>> start

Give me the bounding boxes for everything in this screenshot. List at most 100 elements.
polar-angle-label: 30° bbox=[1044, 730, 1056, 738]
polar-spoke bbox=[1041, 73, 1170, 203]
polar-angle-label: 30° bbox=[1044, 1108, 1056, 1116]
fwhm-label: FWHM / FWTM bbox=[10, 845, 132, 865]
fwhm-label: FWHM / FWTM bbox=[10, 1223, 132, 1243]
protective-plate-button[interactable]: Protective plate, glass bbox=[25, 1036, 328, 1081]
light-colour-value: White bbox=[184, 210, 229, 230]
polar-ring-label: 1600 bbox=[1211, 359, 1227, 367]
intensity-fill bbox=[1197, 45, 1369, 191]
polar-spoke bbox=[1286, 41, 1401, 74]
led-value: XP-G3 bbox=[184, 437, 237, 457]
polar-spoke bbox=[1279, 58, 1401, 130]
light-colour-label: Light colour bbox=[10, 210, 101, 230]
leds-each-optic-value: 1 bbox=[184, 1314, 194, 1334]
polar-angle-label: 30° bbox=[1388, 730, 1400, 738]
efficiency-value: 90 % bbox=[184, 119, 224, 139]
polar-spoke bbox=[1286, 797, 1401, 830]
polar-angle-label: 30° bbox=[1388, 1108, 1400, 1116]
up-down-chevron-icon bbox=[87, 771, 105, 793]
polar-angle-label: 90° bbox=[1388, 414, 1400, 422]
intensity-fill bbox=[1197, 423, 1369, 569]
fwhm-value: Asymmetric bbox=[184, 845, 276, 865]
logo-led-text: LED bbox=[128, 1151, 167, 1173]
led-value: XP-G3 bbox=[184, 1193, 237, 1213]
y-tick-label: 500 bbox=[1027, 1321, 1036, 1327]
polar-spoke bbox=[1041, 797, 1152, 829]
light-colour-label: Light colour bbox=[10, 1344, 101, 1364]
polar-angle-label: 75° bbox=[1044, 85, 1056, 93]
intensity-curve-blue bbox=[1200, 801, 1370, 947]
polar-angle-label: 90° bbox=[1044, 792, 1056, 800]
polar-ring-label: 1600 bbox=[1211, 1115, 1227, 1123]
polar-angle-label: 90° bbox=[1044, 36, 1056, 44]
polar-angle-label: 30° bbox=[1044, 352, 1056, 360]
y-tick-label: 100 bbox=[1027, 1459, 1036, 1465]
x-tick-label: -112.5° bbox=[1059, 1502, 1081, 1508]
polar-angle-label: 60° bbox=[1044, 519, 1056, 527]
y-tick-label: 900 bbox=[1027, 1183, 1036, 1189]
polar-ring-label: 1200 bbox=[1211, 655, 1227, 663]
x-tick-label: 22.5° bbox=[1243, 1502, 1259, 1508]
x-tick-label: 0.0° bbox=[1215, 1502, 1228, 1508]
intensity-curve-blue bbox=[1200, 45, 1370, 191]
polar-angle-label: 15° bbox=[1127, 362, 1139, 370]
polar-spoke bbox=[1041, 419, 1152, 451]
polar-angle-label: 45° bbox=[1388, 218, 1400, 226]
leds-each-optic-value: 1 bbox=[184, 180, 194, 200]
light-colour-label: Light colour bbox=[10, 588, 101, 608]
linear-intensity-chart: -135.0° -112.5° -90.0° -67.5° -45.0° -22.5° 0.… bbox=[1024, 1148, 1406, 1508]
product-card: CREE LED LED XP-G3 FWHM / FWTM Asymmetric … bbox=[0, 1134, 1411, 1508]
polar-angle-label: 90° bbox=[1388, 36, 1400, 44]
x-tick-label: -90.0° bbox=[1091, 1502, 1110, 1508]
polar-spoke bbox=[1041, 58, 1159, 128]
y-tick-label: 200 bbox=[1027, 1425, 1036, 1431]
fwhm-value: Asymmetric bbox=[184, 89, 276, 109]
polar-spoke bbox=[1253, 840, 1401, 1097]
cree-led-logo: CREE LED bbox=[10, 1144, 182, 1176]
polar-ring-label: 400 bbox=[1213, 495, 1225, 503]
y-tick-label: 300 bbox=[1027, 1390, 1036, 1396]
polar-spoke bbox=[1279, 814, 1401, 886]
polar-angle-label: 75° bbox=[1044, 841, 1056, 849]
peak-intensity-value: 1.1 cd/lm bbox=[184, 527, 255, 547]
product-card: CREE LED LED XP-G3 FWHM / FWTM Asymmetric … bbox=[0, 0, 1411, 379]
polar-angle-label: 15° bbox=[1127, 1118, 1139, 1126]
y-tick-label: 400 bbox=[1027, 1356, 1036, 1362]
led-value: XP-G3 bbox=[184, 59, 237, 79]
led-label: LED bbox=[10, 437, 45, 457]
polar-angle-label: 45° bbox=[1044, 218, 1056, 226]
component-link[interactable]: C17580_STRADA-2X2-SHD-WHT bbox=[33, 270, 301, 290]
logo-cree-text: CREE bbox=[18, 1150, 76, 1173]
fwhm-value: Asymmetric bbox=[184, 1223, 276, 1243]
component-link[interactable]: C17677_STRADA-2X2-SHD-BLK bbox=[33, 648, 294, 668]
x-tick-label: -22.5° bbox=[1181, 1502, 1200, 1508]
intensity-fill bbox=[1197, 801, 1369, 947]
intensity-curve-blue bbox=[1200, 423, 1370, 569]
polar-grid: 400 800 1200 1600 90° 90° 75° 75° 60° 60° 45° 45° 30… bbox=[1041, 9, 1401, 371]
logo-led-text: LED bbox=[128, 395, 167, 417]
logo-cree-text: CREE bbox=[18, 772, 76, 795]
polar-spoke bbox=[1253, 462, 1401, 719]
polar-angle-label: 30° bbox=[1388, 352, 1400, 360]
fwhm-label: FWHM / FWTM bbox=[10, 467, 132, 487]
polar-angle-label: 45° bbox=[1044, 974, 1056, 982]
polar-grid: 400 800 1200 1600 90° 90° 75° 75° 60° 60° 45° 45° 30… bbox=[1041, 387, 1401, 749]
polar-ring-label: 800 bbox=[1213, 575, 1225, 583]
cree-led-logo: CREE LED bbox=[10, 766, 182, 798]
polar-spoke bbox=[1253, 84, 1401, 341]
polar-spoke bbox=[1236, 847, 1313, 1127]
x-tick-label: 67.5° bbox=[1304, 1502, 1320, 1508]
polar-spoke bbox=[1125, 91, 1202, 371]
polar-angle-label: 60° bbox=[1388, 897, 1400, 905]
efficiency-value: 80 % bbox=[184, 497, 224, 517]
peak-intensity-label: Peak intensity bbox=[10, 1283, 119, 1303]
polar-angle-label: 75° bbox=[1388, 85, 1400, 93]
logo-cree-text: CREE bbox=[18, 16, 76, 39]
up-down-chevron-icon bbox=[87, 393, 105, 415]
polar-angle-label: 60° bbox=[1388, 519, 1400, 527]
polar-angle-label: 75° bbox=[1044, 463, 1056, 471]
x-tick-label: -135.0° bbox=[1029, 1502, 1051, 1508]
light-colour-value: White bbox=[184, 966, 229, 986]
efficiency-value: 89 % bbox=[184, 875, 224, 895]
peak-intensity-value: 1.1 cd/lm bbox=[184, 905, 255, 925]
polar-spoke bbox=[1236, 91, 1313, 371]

>> end

What is asked :: Please quote all of the material above word for word, changing nothing.

Task solution ::
Give me the bounding boxes for everything in this screenshot. List at most 100 elements.
polar-angle-label: 30° bbox=[1044, 730, 1056, 738]
polar-spoke bbox=[1041, 73, 1170, 203]
polar-angle-label: 30° bbox=[1044, 1108, 1056, 1116]
fwhm-label: FWHM / FWTM bbox=[10, 845, 132, 865]
fwhm-label: FWHM / FWTM bbox=[10, 1223, 132, 1243]
protective-plate-button[interactable]: Protective plate, glass bbox=[25, 1036, 328, 1081]
light-colour-value: White bbox=[184, 210, 229, 230]
polar-ring-label: 1600 bbox=[1211, 359, 1227, 367]
intensity-fill bbox=[1197, 45, 1369, 191]
polar-spoke bbox=[1286, 41, 1401, 74]
led-value: XP-G3 bbox=[184, 437, 237, 457]
polar-spoke bbox=[1279, 58, 1401, 130]
light-colour-label: Light colour bbox=[10, 210, 101, 230]
leds-each-optic-value: 1 bbox=[184, 1314, 194, 1334]
polar-angle-label: 30° bbox=[1388, 730, 1400, 738]
efficiency-value: 90 % bbox=[184, 119, 224, 139]
polar-spoke bbox=[1286, 797, 1401, 830]
polar-angle-label: 30° bbox=[1388, 1108, 1400, 1116]
up-down-chevron-icon bbox=[87, 771, 105, 793]
polar-angle-label: 90° bbox=[1388, 414, 1400, 422]
intensity-fill bbox=[1197, 423, 1369, 569]
fwhm-value: Asymmetric bbox=[184, 845, 276, 865]
logo-led-text: LED bbox=[128, 1151, 167, 1173]
led-value: XP-G3 bbox=[184, 1193, 237, 1213]
y-tick-label: 500 bbox=[1027, 1321, 1036, 1327]
polar-spoke bbox=[1041, 797, 1152, 829]
light-colour-label: Light colour bbox=[10, 1344, 101, 1364]
polar-angle-label: 75° bbox=[1044, 85, 1056, 93]
intensity-curve-blue bbox=[1200, 801, 1370, 947]
polar-angle-label: 90° bbox=[1044, 792, 1056, 800]
polar-ring-label: 1600 bbox=[1211, 1115, 1227, 1123]
polar-angle-label: 90° bbox=[1044, 36, 1056, 44]
polar-angle-label: 30° bbox=[1044, 352, 1056, 360]
y-tick-label: 100 bbox=[1027, 1459, 1036, 1465]
x-tick-label: -112.5° bbox=[1059, 1502, 1081, 1508]
polar-angle-label: 60° bbox=[1044, 519, 1056, 527]
y-tick-label: 900 bbox=[1027, 1183, 1036, 1189]
polar-ring-label: 1200 bbox=[1211, 655, 1227, 663]
x-tick-label: 22.5° bbox=[1243, 1502, 1259, 1508]
x-tick-label: 0.0° bbox=[1215, 1502, 1228, 1508]
intensity-curve-blue bbox=[1200, 45, 1370, 191]
polar-angle-label: 15° bbox=[1127, 362, 1139, 370]
polar-spoke bbox=[1041, 419, 1152, 451]
polar-angle-label: 45° bbox=[1388, 218, 1400, 226]
leds-each-optic-value: 1 bbox=[184, 180, 194, 200]
light-colour-label: Light colour bbox=[10, 588, 101, 608]
linear-intensity-chart: -135.0° -112.5° -90.0° -67.5° -45.0° -22.5° 0.… bbox=[1024, 1148, 1406, 1508]
product-card: CREE LED LED XP-G3 FWHM / FWTM Asymmetric … bbox=[0, 1134, 1411, 1508]
polar-angle-label: 90° bbox=[1388, 36, 1400, 44]
x-tick-label: -90.0° bbox=[1091, 1502, 1110, 1508]
polar-spoke bbox=[1041, 58, 1159, 128]
y-tick-label: 200 bbox=[1027, 1425, 1036, 1431]
fwhm-value: Asymmetric bbox=[184, 89, 276, 109]
polar-spoke bbox=[1253, 840, 1401, 1097]
cree-led-logo: CREE LED bbox=[10, 1144, 182, 1176]
polar-ring-label: 400 bbox=[1213, 495, 1225, 503]
y-tick-label: 300 bbox=[1027, 1390, 1036, 1396]
polar-spoke bbox=[1279, 814, 1401, 886]
polar-angle-label: 75° bbox=[1044, 841, 1056, 849]
peak-intensity-value: 1.1 cd/lm bbox=[184, 527, 255, 547]
product-card: CREE LED LED XP-G3 FWHM / FWTM Asymmetric … bbox=[0, 0, 1411, 379]
polar-angle-label: 15° bbox=[1127, 1118, 1139, 1126]
y-tick-label: 400 bbox=[1027, 1356, 1036, 1362]
led-value: XP-G3 bbox=[184, 59, 237, 79]
led-label: LED bbox=[10, 437, 45, 457]
polar-angle-label: 45° bbox=[1044, 218, 1056, 226]
component-link[interactable]: C17580_STRADA-2X2-SHD-WHT bbox=[33, 270, 301, 290]
logo-cree-text: CREE bbox=[18, 1150, 76, 1173]
fwhm-value: Asymmetric bbox=[184, 1223, 276, 1243]
component-link[interactable]: C17677_STRADA-2X2-SHD-BLK bbox=[33, 648, 294, 668]
x-tick-label: -22.5° bbox=[1181, 1502, 1200, 1508]
intensity-fill bbox=[1197, 801, 1369, 947]
intensity-curve-blue bbox=[1200, 423, 1370, 569]
polar-grid: 400 800 1200 1600 90° 90° 75° 75° 60° 60° 45° 45° 30… bbox=[1041, 9, 1401, 371]
logo-led-text: LED bbox=[128, 395, 167, 417]
logo-cree-text: CREE bbox=[18, 772, 76, 795]
polar-spoke bbox=[1253, 462, 1401, 719]
polar-angle-label: 30° bbox=[1388, 352, 1400, 360]
fwhm-label: FWHM / FWTM bbox=[10, 467, 132, 487]
polar-angle-label: 45° bbox=[1044, 974, 1056, 982]
polar-grid: 400 800 1200 1600 90° 90° 75° 75° 60° 60° 45° 45° 30… bbox=[1041, 387, 1401, 749]
polar-ring-label: 800 bbox=[1213, 575, 1225, 583]
cree-led-logo: CREE LED bbox=[10, 766, 182, 798]
polar-spoke bbox=[1253, 84, 1401, 341]
polar-spoke bbox=[1236, 847, 1313, 1127]
x-tick-label: 67.5° bbox=[1304, 1502, 1320, 1508]
polar-spoke bbox=[1125, 91, 1202, 371]
polar-angle-label: 60° bbox=[1388, 897, 1400, 905]
efficiency-value: 80 % bbox=[184, 497, 224, 517]
peak-intensity-label: Peak intensity bbox=[10, 1283, 119, 1303]
polar-angle-label: 75° bbox=[1388, 85, 1400, 93]
logo-cree-text: CREE bbox=[18, 16, 76, 39]
up-down-chevron-icon bbox=[87, 393, 105, 415]
polar-angle-label: 60° bbox=[1388, 519, 1400, 527]
polar-angle-label: 75° bbox=[1044, 463, 1056, 471]
x-tick-label: -135.0° bbox=[1029, 1502, 1051, 1508]
light-colour-value: White bbox=[184, 966, 229, 986]
efficiency-value: 89 % bbox=[184, 875, 224, 895]
peak-intensity-value: 1.1 cd/lm bbox=[184, 905, 255, 925]
polar-spoke bbox=[1236, 91, 1313, 371]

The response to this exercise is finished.